Stated task: Reproduce each line exactly. Skip none.

-- START Working data --

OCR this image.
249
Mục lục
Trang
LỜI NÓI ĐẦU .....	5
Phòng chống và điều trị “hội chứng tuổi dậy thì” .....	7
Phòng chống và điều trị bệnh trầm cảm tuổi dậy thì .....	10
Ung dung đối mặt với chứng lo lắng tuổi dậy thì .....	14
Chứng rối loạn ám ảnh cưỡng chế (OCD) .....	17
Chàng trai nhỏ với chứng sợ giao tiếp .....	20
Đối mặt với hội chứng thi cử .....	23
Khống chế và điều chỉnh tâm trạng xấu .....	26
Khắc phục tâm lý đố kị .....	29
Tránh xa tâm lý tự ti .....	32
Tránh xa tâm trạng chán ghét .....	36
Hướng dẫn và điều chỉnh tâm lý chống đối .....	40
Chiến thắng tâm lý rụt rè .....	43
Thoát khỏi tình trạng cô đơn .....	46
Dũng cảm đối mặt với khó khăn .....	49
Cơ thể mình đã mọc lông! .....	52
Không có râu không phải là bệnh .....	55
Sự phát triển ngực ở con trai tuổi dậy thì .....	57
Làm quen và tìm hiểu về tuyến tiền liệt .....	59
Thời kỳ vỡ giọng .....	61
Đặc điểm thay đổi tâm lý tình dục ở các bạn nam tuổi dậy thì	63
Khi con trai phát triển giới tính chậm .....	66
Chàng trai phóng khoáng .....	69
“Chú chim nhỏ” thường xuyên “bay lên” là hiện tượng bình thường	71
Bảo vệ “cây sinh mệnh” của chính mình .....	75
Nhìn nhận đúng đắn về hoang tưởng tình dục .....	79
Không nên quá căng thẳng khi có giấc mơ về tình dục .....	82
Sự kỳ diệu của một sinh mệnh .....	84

-- END Working data --

Task solution:
OCR this image.
249
Mục lục
Trang
LỜI NÓI ĐẦU .....	5
Phòng chống và điều trị “hội chứng tuổi dậy thì” .....	7
Phòng chống và điều trị bệnh trầm cảm tuổi dậy thì .....	10
Ung dung đối mặt với chứng lo lắng tuổi dậy thì .....	14
Chứng rối loạn ám ảnh cưỡng chế (OCD) .....	17
Chàng trai nhỏ với chứng sợ giao tiếp .....	20
Đối mặt với hội chứng thi cử .....	23
Khống chế và điều chỉnh tâm trạng xấu .....	26
Khắc phục tâm lý đố kị .....	29
Tránh xa tâm lý tự ti .....	32
Tránh xa tâm trạng chán ghét .....	36
Hướng dẫn và điều chỉnh tâm lý chống đối .....	40
Chiến thắng tâm lý rụt rè .....	43
Thoát khỏi tình trạng cô đơn .....	46
Dũng cảm đối mặt với khó khăn .....	49
Cơ thể mình đã mọc lông! .....	52
Không có râu không phải là bệnh .....	55
Sự phát triển ngực ở con trai tuổi dậy thì .....	57
Làm quen và tìm hiểu về tuyến tiền liệt .....	59
Thời kỳ vỡ giọng .....	61
Đặc điểm thay đổi tâm lý tình dục ở các bạn nam tuổi dậy thì	63
Khi con trai phát triển giới tính chậm .....	66
Chàng trai phóng khoáng .....	69
“Chú chim nhỏ” thường xuyên “bay lên” là hiện tượng bình thường	71
Bảo vệ “cây sinh mệnh” của chính mình .....	75
Nhìn nhận đúng đắn về hoang tưởng tình dục .....	79
Không nên quá căng thẳng khi có giấc mơ về tình dục .....	82
Sự kỳ diệu của một sinh mệnh .....	84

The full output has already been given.